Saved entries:
[Begin]
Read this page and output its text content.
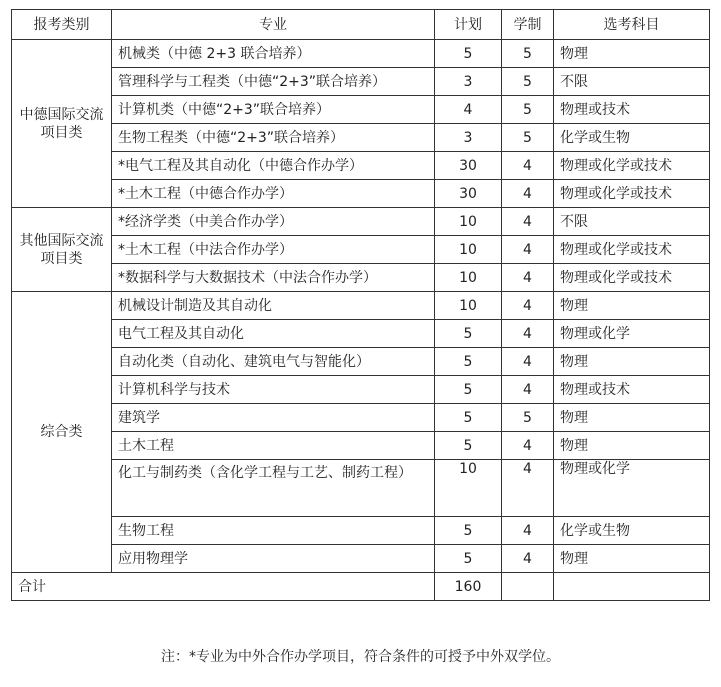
报考类别	专业	计划	学制	选考科目
中德国际交流项目类	机械类（中德 2+3 联合培养）	5	5	物理
	管理科学与工程类（中德“2+3”联合培养）	3	5	不限
	计算机类（中德“2+3”联合培养）	4	5	物理或技术
	生物工程类（中德“2+3”联合培养）	3	5	化学或生物
	*电气工程及其自动化（中德合作办学）	30	4	物理或化学或技术
	*土木工程（中德合作办学）	30	4	物理或化学或技术
其他国际交流项目类	*经济学类（中美合作办学）	10	4	不限
	*土木工程（中法合作办学）	10	4	物理或化学或技术
	*数据科学与大数据技术（中法合作办学）	10	4	物理或化学或技术
综合类	机械设计制造及其自动化	10	4	物理
	电气工程及其自动化	5	4	物理或化学
	自动化类（自动化、建筑电气与智能化）	5	4	物理
	计算机科学与技术	5	4	物理或技术
	建筑学	5	5	物理
	土木工程	5	4	物理
	化工与制药类（含化学工程与工艺、制药工程）	10	4	物理或化学
	生物工程	5	4	化学或生物
	应用物理学	5	4	物理
合计		160		
注：*专业为中外合作办学项目，符合条件的可授予中外双学位。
[End]
■ AIM OF THE EXERCISE
Excluding the pictures, reproduce every entry exactly as given.

■ ANSWER FOR THIS EXERCISE
Read this page and output its text content.
报考类别	专业	计划	学制	选考科目
中德国际交流项目类	机械类（中德 2+3 联合培养）	5	5	物理
	管理科学与工程类（中德“2+3”联合培养）	3	5	不限
	计算机类（中德“2+3”联合培养）	4	5	物理或技术
	生物工程类（中德“2+3”联合培养）	3	5	化学或生物
	*电气工程及其自动化（中德合作办学）	30	4	物理或化学或技术
	*土木工程（中德合作办学）	30	4	物理或化学或技术
其他国际交流项目类	*经济学类（中美合作办学）	10	4	不限
	*土木工程（中法合作办学）	10	4	物理或化学或技术
	*数据科学与大数据技术（中法合作办学）	10	4	物理或化学或技术
综合类	机械设计制造及其自动化	10	4	物理
	电气工程及其自动化	5	4	物理或化学
	自动化类（自动化、建筑电气与智能化）	5	4	物理
	计算机科学与技术	5	4	物理或技术
	建筑学	5	5	物理
	土木工程	5	4	物理
	化工与制药类（含化学工程与工艺、制药工程）	10	4	物理或化学
	生物工程	5	4	化学或生物
	应用物理学	5	4	物理
合计		160		
注：*专业为中外合作办学项目，符合条件的可授予中外双学位。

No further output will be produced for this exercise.